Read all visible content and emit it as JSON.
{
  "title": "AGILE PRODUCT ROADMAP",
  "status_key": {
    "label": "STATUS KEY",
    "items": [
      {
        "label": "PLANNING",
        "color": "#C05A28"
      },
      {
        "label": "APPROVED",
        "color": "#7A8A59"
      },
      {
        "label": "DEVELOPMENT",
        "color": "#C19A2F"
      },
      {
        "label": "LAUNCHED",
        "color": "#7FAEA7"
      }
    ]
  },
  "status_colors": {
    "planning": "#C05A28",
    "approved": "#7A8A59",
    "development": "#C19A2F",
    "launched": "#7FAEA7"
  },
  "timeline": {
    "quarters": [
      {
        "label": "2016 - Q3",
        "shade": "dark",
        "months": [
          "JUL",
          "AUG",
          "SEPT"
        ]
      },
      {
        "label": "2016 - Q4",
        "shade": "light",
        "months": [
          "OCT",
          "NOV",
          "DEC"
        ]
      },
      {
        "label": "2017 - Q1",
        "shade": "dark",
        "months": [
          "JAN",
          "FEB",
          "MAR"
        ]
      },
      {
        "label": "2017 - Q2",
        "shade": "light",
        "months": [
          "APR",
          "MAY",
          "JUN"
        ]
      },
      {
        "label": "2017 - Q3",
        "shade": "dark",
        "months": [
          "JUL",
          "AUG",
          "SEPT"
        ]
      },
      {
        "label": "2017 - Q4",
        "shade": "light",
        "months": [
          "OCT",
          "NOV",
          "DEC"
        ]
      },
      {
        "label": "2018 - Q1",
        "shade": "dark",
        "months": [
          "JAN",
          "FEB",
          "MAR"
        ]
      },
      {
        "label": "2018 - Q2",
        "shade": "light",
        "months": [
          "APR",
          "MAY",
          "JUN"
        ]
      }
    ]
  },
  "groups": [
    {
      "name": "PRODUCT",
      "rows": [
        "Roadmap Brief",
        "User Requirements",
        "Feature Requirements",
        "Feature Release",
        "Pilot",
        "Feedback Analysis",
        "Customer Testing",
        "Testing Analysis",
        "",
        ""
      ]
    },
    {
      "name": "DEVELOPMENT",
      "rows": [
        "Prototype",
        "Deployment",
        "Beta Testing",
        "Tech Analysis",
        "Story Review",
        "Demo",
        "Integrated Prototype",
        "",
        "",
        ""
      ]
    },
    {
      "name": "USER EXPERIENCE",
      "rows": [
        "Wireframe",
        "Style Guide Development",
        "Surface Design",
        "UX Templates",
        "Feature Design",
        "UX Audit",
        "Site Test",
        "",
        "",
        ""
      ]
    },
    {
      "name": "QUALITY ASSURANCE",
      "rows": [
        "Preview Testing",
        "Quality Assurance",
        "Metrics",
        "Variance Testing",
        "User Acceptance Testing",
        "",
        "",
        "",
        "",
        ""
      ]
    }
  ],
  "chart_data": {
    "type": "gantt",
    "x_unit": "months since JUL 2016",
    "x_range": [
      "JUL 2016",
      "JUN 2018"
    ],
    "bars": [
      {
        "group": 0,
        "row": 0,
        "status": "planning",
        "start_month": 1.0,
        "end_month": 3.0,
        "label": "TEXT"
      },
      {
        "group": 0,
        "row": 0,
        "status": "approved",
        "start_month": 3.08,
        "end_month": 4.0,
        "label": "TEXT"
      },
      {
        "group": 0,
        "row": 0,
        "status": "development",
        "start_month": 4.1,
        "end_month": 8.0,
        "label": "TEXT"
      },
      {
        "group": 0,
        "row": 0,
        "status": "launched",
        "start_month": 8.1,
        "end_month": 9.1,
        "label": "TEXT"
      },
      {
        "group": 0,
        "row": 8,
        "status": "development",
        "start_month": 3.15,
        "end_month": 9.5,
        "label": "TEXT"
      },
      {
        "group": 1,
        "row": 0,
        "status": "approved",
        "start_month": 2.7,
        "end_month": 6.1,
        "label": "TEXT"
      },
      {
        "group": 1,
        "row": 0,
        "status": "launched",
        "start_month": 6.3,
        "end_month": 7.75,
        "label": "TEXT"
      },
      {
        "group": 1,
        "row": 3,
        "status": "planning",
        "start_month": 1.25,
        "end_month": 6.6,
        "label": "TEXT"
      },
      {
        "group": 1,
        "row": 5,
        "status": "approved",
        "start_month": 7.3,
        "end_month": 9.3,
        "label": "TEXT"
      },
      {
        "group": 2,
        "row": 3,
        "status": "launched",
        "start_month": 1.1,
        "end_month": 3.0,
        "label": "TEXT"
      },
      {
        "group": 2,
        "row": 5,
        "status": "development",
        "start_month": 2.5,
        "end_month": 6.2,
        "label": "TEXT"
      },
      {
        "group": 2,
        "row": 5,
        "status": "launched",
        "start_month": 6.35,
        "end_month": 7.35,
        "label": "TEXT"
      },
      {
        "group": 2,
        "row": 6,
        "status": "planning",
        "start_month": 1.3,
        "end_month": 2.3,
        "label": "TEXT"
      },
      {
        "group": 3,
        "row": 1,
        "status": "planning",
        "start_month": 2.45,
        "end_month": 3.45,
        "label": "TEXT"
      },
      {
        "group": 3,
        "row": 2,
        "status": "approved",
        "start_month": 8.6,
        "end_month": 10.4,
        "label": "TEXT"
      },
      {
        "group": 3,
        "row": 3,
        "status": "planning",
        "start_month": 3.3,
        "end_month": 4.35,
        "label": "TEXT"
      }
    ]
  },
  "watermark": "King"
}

# # # # #

◆ **Work to be completed**
Gather each line from the entries above that includes the word "Analysis".

◆ **Exercise output**
        "Feedback Analysis",
        "Testing Analysis",
        "Tech Analysis",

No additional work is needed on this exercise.